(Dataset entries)
'''

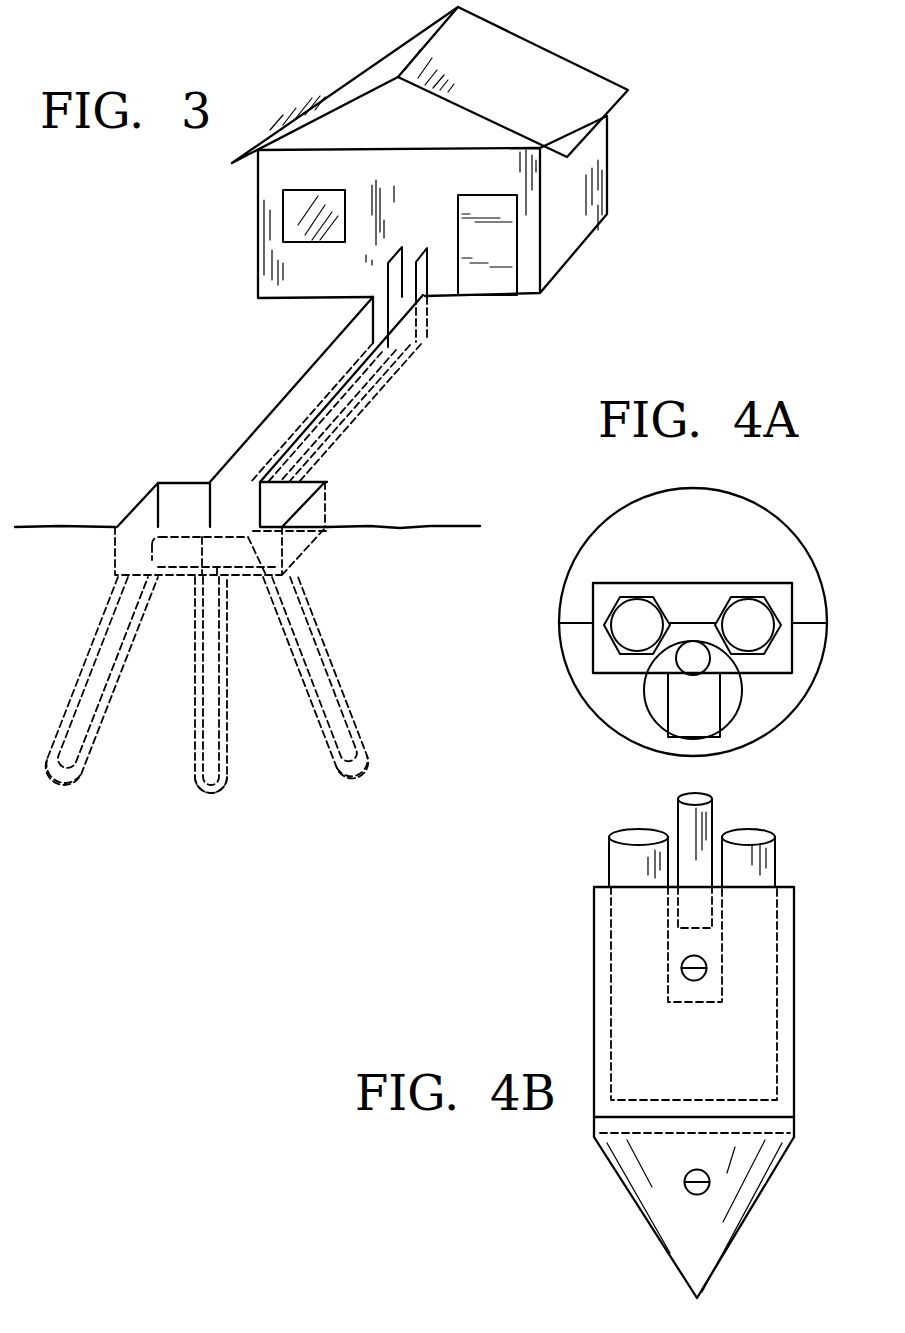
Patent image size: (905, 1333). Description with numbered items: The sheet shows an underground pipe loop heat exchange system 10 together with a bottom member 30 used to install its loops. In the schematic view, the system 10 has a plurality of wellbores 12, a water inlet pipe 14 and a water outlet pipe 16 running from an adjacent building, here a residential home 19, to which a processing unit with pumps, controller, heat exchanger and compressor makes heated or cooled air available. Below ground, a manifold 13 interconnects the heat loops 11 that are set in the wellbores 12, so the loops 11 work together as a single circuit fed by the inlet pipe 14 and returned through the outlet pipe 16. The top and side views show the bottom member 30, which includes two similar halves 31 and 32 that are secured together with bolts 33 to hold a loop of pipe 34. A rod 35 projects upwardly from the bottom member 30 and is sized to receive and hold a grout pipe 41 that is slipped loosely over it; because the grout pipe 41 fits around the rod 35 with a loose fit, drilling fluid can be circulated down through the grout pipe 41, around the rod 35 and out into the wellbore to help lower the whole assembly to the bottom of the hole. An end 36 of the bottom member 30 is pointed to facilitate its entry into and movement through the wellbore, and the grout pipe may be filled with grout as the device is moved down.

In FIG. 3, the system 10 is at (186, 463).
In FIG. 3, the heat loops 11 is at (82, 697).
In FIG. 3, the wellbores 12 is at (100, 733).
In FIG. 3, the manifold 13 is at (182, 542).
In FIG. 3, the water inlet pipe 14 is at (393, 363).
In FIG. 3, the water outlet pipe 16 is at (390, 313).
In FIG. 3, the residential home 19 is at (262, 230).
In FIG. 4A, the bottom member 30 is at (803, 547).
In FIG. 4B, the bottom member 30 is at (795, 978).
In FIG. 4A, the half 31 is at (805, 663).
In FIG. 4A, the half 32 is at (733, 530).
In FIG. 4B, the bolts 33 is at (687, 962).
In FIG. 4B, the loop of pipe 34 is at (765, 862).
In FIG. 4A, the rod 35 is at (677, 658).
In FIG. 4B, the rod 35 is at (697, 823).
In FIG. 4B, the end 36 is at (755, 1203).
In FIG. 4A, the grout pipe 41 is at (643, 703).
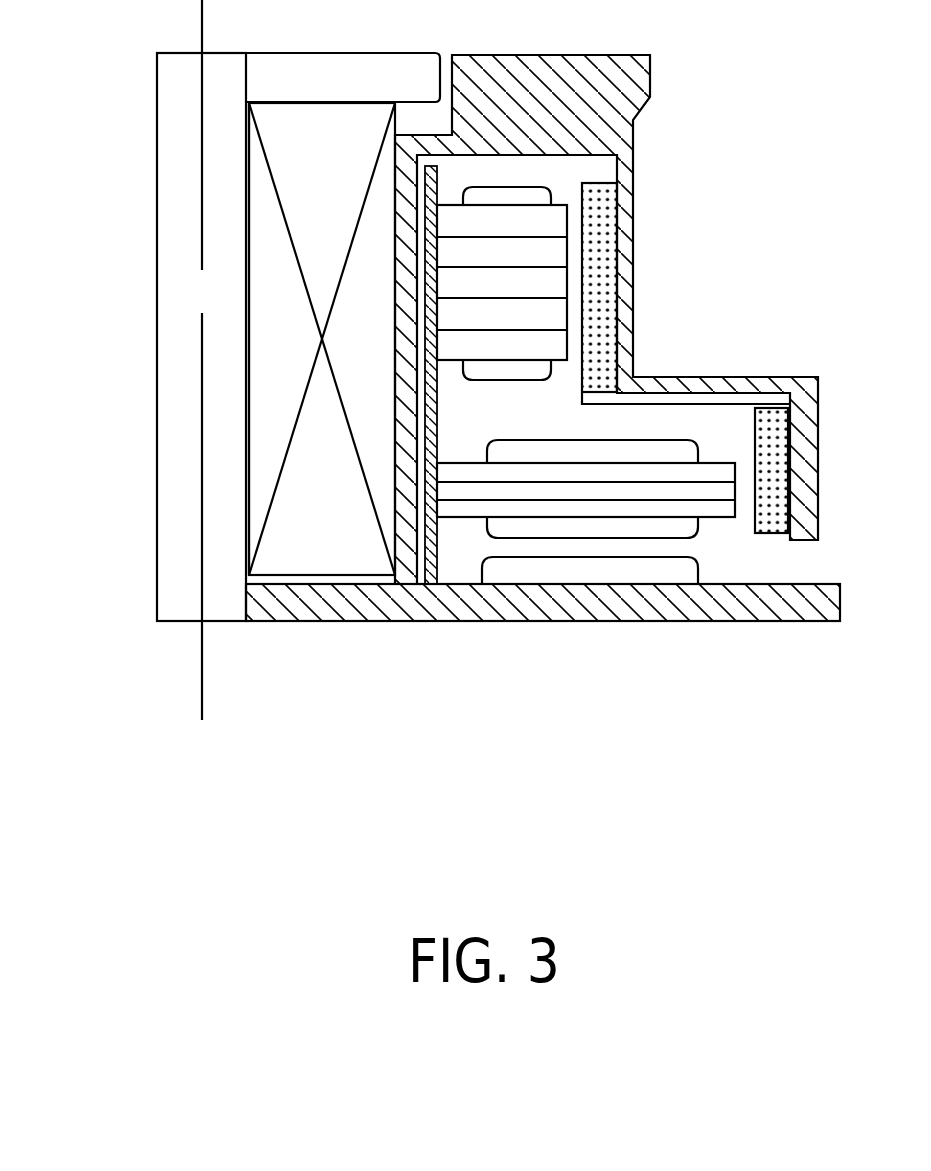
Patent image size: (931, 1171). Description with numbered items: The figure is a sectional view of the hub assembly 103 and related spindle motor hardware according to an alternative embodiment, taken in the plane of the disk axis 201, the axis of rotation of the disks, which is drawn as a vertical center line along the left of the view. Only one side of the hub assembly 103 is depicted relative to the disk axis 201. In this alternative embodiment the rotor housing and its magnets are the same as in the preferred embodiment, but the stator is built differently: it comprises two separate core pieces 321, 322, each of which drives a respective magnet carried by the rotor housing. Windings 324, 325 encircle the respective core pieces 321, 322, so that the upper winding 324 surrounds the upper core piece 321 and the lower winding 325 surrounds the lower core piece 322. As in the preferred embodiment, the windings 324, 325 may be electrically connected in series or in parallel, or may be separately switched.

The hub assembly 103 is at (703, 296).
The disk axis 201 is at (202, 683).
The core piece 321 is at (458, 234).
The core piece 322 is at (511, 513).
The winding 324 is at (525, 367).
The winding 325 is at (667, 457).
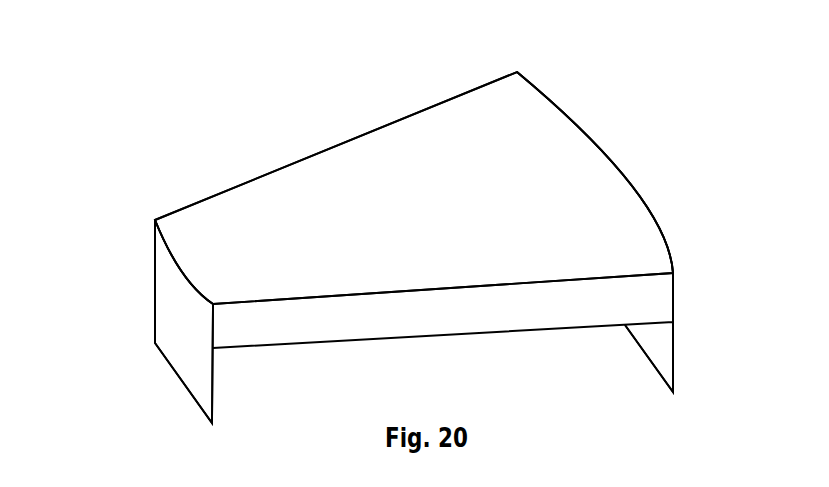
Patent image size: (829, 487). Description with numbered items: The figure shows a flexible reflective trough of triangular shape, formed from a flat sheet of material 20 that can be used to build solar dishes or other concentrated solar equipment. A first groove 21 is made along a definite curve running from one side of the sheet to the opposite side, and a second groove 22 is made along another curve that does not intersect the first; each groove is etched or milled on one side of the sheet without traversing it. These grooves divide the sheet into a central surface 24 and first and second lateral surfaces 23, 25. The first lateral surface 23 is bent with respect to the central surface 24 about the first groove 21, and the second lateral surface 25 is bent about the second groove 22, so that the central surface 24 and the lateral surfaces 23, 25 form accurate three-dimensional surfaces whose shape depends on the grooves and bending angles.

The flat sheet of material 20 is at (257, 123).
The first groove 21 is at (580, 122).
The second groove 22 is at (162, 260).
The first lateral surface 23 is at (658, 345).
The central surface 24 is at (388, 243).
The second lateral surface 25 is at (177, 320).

'''

*SET TASK*.
How many lines in the records above contain the string "piece", with case counting? Reply with the number alone.

*ANSWER TO THE TASK*.
3